◆ Text block ◆

__________________________________________________

The Controller

The controller is a flexible and powerful way for users to define a slice of execution which they want to profile by Intel® SDE or an Intel® SDE based tool. The controller component delivers controller events, and the tool is responsible to support the events, and define its behavior upon getting the event.

The controller supports a sophisticated definition for alarms and events. The user defines the controller events in a control chain. This defines a set of alarms which will trigger the events to be fired by the controller. All Intel® SDE active tools will receive these events, and act accordingly.

By default, if no start event is defined by the user in the command line, then a default start event is armed for each thread.

The controller provides a set of predefined alarms which include:

Name

Description

icount

count instructions where all the repeat string iterations are counted

instcount

count instructions where each repeat string instruction is count as a single count

address

a real virtual address or a function name (symbol) or image+offset

ssc

execution of a code sequence consisting of 2 instructions where the first has an immediate that identifies this marker

itext

execution of an instruction denoted by a sequence of raw bytes which is interpreted as an instruction

int3

execution of an embedded INT3 instruction

isa_extension

execution of an instruction which belong to this XED ISA extension name

isa_category

execution of an instruction which belong to this XED ISA category name

isa_category

execution of an instruction which has this XED ICLASS name

enter_func

entering to a function with this name

exit_func

returning from a function with this name

image_load

the time the image load callback was detected by pin

image_enter

execution of the first instruction in the image

cpuid

execution of a CPUID instruction with a special input (as defined by the input registers)

magic

execution of a code sequence also used by other simulation tools which has two input values that identify the marker

pcontrol

entering the MPI_Pcontrol function with specific string argument that identify the marker

timeout

number of seconds to trigger event

system_call

execution of a system call with an input value as the system call number

interactive

the user interactively send the event to the process from another window/shell on the same machine

Details

The controller exposes a knob: -control which gets the actual definition in a string argument. This knob can be defined multiple time in the Intel® SDE command line. This is a flexible way for the user to control the region being profiled by the tool.

Each instance of the “-control” knob, defines an alarm-chain as:

% sde -control <event>:<alarm>:<value>[:count<int>][:tid<int>][:bcast] ...

A full definition of the syntax, and the available alarm-types can be found below.

__________________________________________________

Reproduce verbatim the part of the controller description that opens with the words containing "number of seconds" and closes with "by the tool.".

◆ Dataset ◆
__________________________________________________

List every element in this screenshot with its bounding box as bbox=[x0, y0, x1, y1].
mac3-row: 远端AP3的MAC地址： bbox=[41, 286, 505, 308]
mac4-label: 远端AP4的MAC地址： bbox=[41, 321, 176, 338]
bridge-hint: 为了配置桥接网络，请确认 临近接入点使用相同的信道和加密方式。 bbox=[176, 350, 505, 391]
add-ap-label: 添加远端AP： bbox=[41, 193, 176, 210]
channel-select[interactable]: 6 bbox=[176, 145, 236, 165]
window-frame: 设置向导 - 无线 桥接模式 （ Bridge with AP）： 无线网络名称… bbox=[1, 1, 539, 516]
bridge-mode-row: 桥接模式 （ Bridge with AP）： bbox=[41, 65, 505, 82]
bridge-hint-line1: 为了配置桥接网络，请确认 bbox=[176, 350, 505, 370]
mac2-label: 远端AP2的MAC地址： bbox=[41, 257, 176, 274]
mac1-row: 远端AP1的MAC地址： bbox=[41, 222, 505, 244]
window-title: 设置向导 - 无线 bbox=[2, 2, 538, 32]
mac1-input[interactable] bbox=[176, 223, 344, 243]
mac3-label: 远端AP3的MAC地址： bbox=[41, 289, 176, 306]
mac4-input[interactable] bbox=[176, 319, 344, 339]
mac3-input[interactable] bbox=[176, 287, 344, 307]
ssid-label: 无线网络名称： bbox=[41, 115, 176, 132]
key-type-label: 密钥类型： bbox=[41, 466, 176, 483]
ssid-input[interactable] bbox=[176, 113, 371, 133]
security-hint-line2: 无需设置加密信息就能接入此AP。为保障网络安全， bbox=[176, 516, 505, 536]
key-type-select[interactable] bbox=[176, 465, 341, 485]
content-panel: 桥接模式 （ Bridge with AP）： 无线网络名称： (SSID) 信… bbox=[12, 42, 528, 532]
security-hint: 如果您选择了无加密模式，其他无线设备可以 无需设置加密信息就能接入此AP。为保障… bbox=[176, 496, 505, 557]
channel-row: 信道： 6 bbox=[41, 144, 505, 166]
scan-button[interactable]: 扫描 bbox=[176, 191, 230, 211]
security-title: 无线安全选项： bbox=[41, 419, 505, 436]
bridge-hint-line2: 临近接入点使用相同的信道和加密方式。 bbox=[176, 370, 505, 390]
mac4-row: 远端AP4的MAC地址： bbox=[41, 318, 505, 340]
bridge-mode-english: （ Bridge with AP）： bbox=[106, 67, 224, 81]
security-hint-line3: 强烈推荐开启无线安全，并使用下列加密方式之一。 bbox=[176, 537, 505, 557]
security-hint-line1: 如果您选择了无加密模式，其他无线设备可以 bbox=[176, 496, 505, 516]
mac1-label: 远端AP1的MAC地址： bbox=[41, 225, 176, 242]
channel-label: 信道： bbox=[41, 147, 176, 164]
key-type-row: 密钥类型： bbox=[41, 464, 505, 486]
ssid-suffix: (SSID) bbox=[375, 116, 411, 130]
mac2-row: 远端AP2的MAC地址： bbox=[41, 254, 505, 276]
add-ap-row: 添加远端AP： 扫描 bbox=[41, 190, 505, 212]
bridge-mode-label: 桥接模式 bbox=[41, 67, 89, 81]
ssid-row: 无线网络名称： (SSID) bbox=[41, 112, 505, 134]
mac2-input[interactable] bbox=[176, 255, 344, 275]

__________________________________________________

◆ Response to the task ◆
number of seconds to trigger event

system_call

execution of a system call with an input value as the system call number

interactive

the user interactively send the event to the process from another window/shell on the same machine

Details

The controller exposes a knob: -control which gets the actual definition in a string argument. This knob can be defined multiple time in the Intel® SDE command line. This is a flexible way for the user to control the region being profiled by the tool.